Identify and reproduce every line holding the string "name".

(begin)

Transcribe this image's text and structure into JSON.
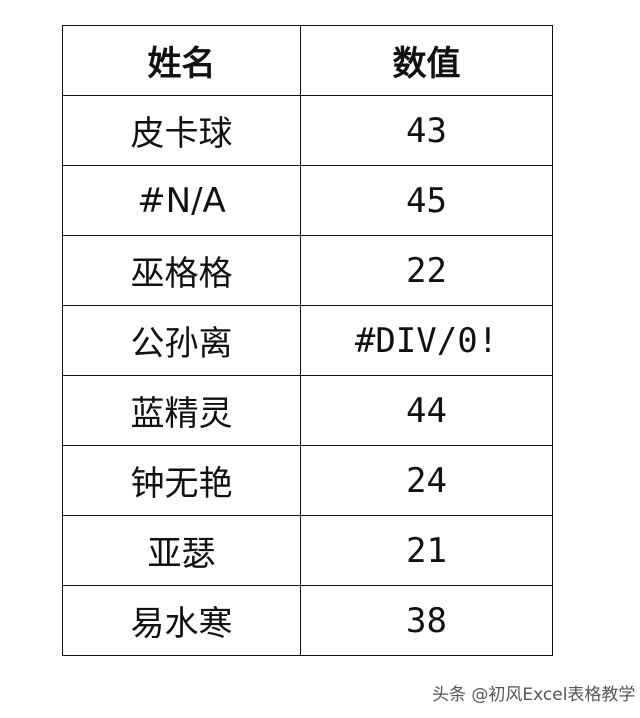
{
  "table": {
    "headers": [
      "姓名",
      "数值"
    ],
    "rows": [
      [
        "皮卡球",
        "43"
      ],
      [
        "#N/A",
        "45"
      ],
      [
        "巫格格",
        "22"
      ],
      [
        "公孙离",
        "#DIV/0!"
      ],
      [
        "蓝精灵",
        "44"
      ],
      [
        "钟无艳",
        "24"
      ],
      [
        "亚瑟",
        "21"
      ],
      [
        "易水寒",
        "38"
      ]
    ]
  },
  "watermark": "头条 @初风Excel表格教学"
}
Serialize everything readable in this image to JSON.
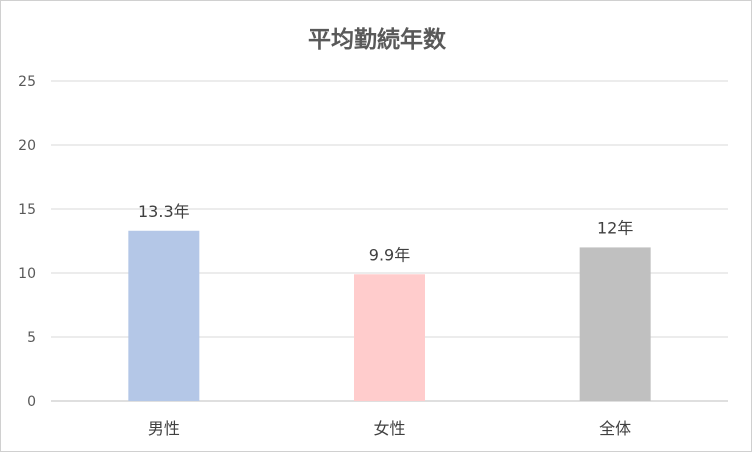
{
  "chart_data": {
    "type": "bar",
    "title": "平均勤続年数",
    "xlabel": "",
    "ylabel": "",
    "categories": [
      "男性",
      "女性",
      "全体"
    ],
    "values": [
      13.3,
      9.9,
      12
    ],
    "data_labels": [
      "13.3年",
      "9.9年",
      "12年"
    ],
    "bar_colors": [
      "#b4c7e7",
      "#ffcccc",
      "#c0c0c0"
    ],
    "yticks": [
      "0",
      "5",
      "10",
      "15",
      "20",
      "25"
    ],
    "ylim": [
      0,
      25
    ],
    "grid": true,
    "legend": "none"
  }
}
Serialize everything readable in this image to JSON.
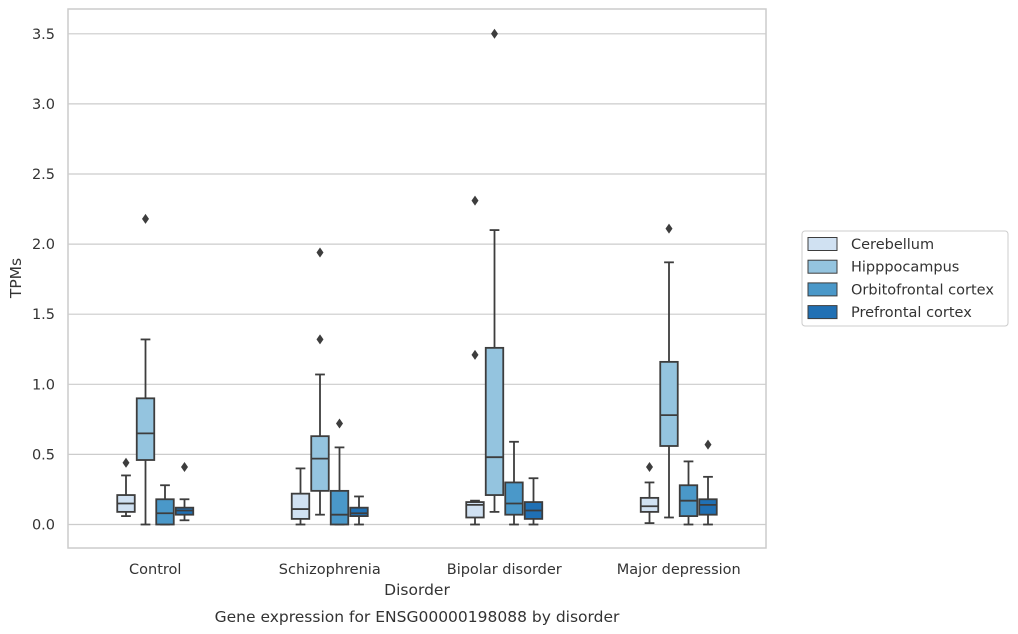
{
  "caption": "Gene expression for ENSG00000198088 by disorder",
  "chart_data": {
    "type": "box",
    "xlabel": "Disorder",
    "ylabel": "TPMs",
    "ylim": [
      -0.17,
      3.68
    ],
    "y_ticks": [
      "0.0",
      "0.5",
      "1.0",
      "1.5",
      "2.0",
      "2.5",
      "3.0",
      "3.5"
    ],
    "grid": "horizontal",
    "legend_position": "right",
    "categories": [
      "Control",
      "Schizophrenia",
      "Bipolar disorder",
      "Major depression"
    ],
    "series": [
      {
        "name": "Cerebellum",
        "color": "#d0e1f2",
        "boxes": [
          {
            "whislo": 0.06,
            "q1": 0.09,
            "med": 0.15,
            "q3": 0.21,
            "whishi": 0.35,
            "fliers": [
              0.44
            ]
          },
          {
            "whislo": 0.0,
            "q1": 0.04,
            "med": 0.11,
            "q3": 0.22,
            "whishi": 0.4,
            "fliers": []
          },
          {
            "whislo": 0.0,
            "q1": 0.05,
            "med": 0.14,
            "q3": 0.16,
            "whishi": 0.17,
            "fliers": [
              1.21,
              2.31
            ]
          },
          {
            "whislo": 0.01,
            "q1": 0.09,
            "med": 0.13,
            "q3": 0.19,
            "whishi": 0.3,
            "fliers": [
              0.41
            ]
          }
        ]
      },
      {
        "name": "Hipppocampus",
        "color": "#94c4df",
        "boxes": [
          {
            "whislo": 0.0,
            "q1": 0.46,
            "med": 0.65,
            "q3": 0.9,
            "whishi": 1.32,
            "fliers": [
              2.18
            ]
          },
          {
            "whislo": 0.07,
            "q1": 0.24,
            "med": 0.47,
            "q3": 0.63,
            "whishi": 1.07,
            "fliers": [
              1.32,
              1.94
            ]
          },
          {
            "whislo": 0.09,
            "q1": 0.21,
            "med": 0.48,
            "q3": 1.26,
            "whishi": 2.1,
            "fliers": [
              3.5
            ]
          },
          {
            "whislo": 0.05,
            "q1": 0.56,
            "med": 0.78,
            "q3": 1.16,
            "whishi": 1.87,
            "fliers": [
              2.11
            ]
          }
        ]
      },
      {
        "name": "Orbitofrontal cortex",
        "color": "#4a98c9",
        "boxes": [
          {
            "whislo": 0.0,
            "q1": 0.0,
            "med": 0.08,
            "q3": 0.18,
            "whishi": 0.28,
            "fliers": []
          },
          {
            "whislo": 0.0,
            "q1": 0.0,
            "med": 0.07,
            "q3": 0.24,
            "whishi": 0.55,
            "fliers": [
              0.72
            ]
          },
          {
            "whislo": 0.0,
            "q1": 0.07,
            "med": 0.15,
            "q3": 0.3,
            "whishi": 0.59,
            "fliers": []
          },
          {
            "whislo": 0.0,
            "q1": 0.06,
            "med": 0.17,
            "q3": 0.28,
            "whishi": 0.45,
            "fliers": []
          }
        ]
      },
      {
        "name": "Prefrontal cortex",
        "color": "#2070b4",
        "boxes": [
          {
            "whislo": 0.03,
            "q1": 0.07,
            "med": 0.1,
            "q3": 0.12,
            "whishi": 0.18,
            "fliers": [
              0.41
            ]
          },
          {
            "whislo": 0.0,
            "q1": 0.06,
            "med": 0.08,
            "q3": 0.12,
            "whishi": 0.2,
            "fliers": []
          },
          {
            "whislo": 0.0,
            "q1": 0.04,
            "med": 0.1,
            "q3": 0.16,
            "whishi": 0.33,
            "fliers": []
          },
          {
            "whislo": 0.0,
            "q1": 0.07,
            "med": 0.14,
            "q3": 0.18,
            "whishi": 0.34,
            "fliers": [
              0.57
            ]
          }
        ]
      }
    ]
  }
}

(end)

Task result:
        "name": "Cerebellum",
        "name": "Hipppocampus",
        "name": "Orbitofrontal cortex",
        "name": "Prefrontal cortex",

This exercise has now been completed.